» Extracts from a graphics dataset:
** Begin **

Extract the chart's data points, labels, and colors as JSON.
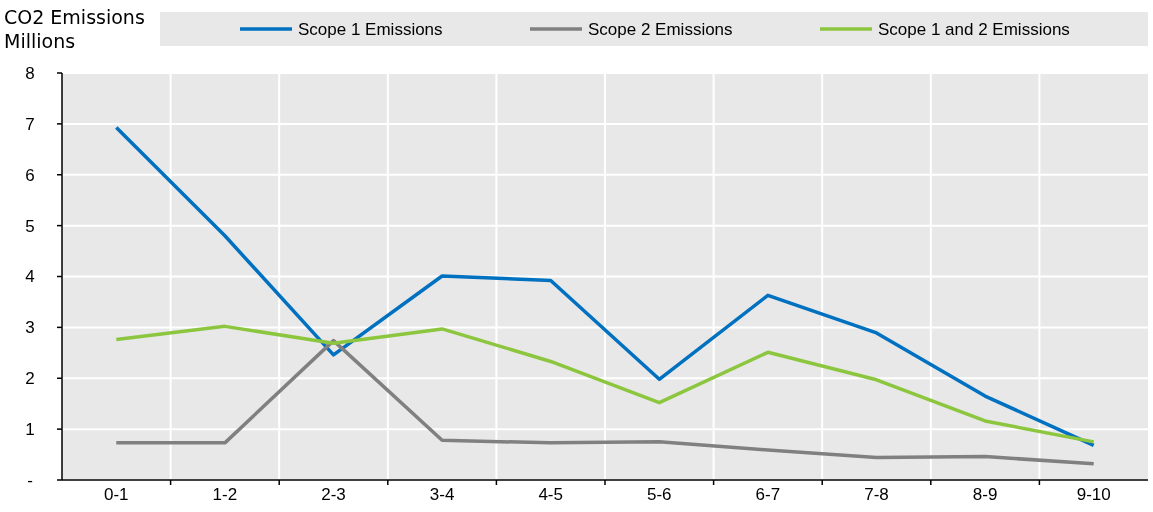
{
  "chart_data": {
    "type": "line",
    "ylabel": "CO2 Emissions\nMillions",
    "categories": [
      "0-1",
      "1-2",
      "2-3",
      "3-4",
      "4-5",
      "5-6",
      "6-7",
      "7-8",
      "8-9",
      "9-10"
    ],
    "series": [
      {
        "name": "Scope 1 Emissions",
        "color": "#0070c0",
        "values": [
          6.93,
          4.8,
          2.46,
          4.01,
          3.92,
          1.98,
          3.63,
          2.89,
          1.65,
          0.68
        ]
      },
      {
        "name": "Scope 2 Emissions",
        "color": "#808080",
        "values": [
          0.73,
          0.73,
          2.74,
          0.78,
          0.73,
          0.75,
          0.59,
          0.44,
          0.46,
          0.32
        ]
      },
      {
        "name": "Scope 1 and 2 Emissions",
        "color": "#8cc63f",
        "values": [
          2.76,
          3.02,
          2.69,
          2.97,
          2.33,
          1.52,
          2.51,
          1.97,
          1.16,
          0.75
        ]
      }
    ],
    "ylim": [
      0,
      8
    ],
    "yticks": [
      {
        "value": 0,
        "label": "-"
      },
      1,
      2,
      3,
      4,
      5,
      6,
      7,
      8
    ],
    "grid": true,
    "legend": "top",
    "marker": "none",
    "line_style": "solid"
  }
}
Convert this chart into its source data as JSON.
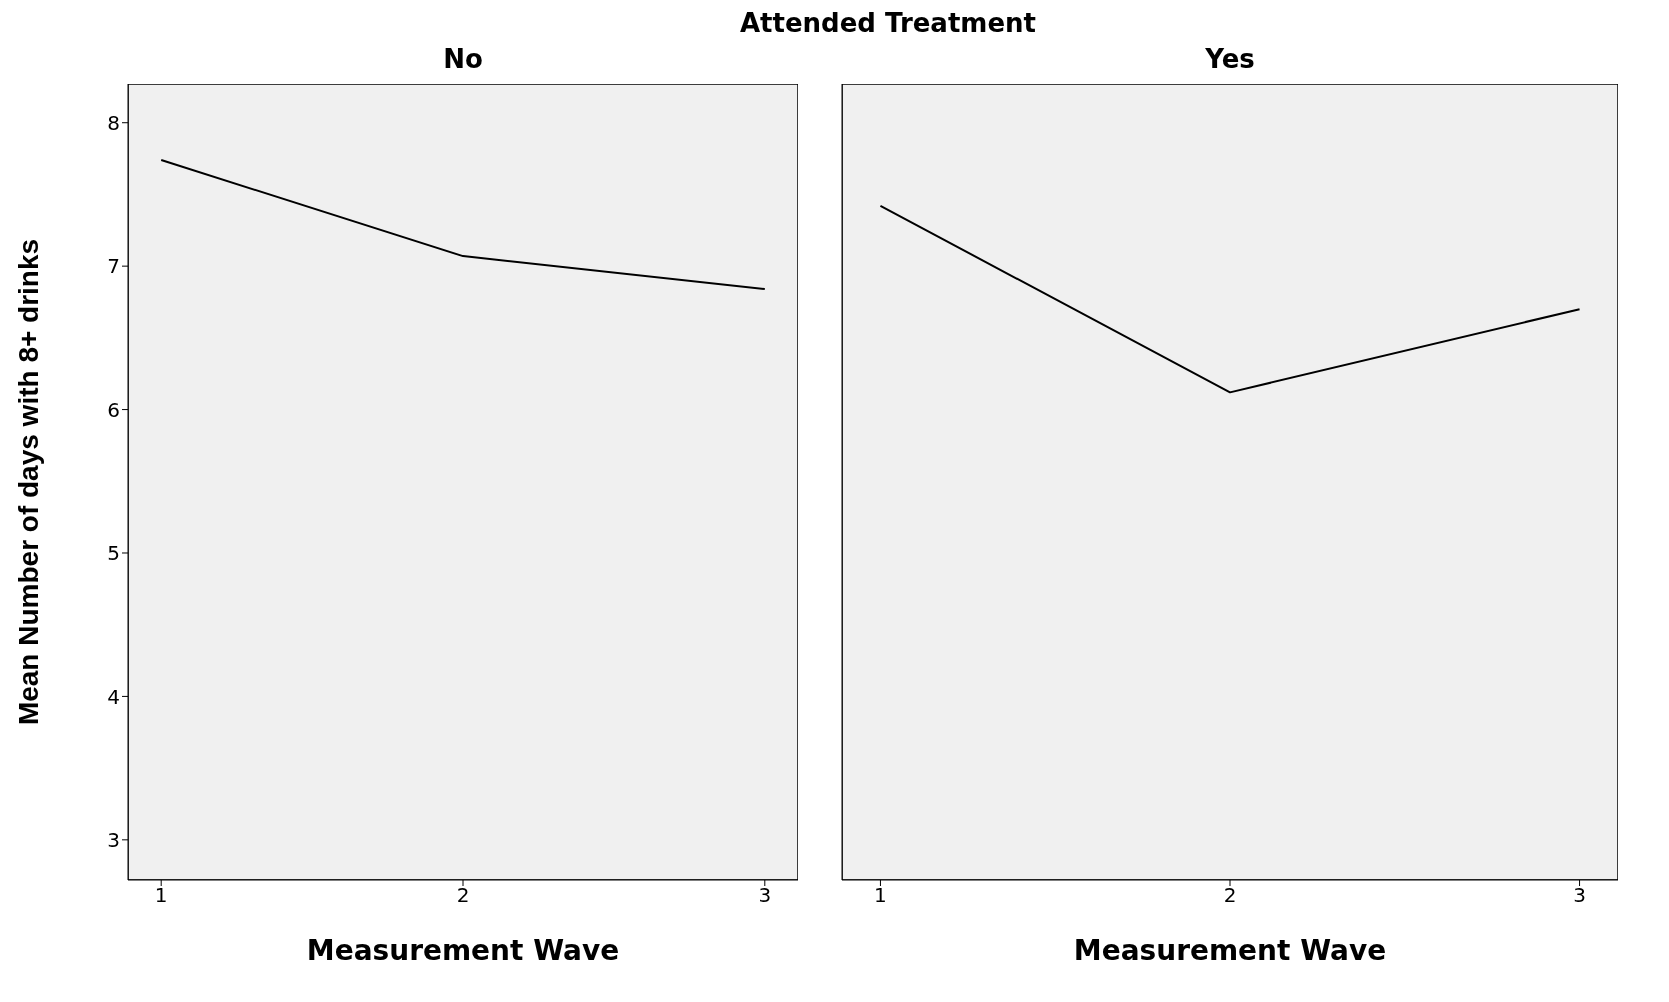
{
  "chart_data": [
    {
      "type": "line",
      "title": "No",
      "annotations": [
        "Attended Treatment"
      ],
      "xlabel": "Measurement Wave",
      "ylabel": "Mean Number of days with 8+ drinks",
      "x": [
        1,
        2,
        3
      ],
      "xlim": [
        0.89,
        3.11
      ],
      "xticks": [
        1,
        2,
        3
      ],
      "ylim": [
        2.72,
        8.27
      ],
      "yticks": [
        3,
        4,
        5,
        6,
        7,
        8
      ],
      "grid": false,
      "marker": "none",
      "line_style": "solid",
      "legend": false,
      "series": [
        {
          "color": "#000000",
          "values": [
            7.74,
            7.07,
            6.84
          ]
        }
      ]
    },
    {
      "type": "line",
      "title": "Yes",
      "xlabel": "Measurement Wave",
      "x": [
        1,
        2,
        3
      ],
      "xlim": [
        0.89,
        3.11
      ],
      "xticks": [
        1,
        2,
        3
      ],
      "ylim": [
        2.72,
        8.27
      ],
      "yticks": [
        3,
        4,
        5,
        6,
        7,
        8
      ],
      "tick_labels": "x",
      "grid": false,
      "marker": "none",
      "line_style": "solid",
      "legend": false,
      "series": [
        {
          "color": "#000000",
          "values": [
            7.42,
            6.12,
            6.7
          ]
        }
      ]
    }
  ]
}
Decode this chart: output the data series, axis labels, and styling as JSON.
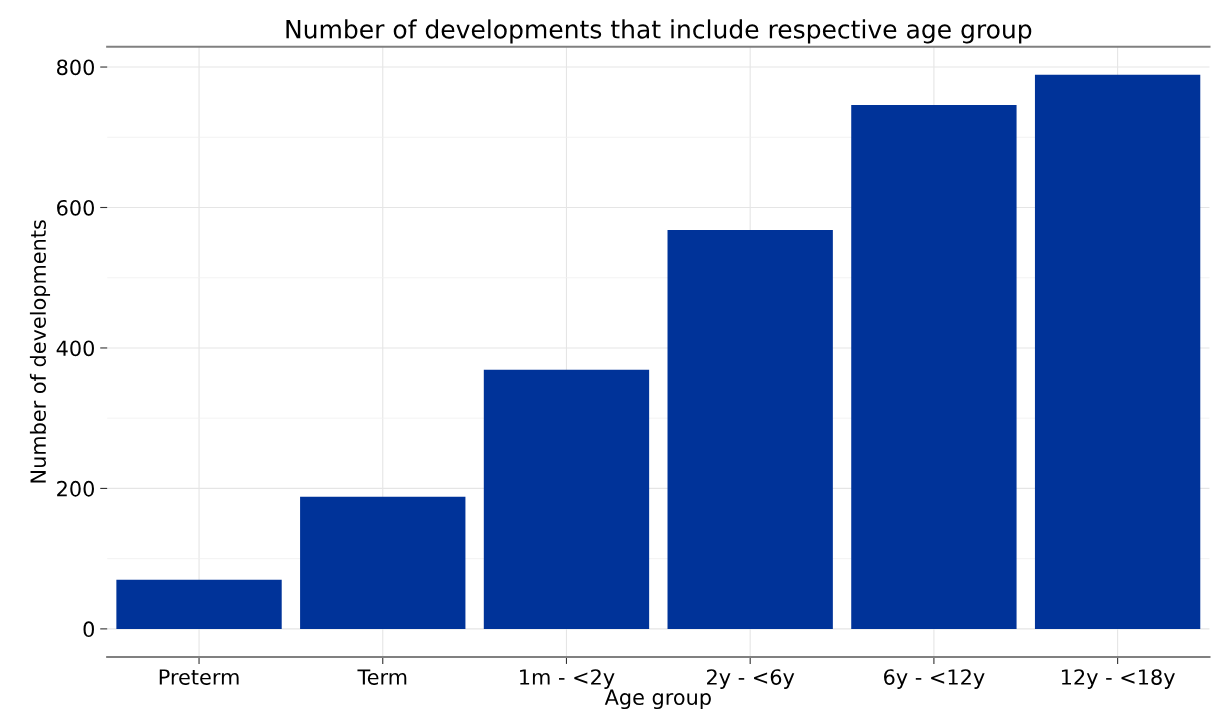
{
  "chart_data": {
    "type": "bar",
    "title": "Number of developments that include respective age group",
    "xlabel": "Age group",
    "ylabel": "Number of developments",
    "categories": [
      "Preterm",
      "Term",
      "1m - <2y",
      "2y - <6y",
      "6y - <12y",
      "12y - <18y"
    ],
    "values": [
      70,
      188,
      369,
      568,
      746,
      789
    ],
    "color": "#003399",
    "ylim": [
      -40,
      829
    ],
    "yticks": [
      0,
      200,
      400,
      600,
      800
    ],
    "grid": true
  }
}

** End **

» Task goal: Review the preceding data and report every line that includes the string "Number".

» Answer:
      "ylabel": "Mean Number of days with 8+ drinks",
    "title": "Number of developments that include respective age group",
    "ylabel": "Number of developments",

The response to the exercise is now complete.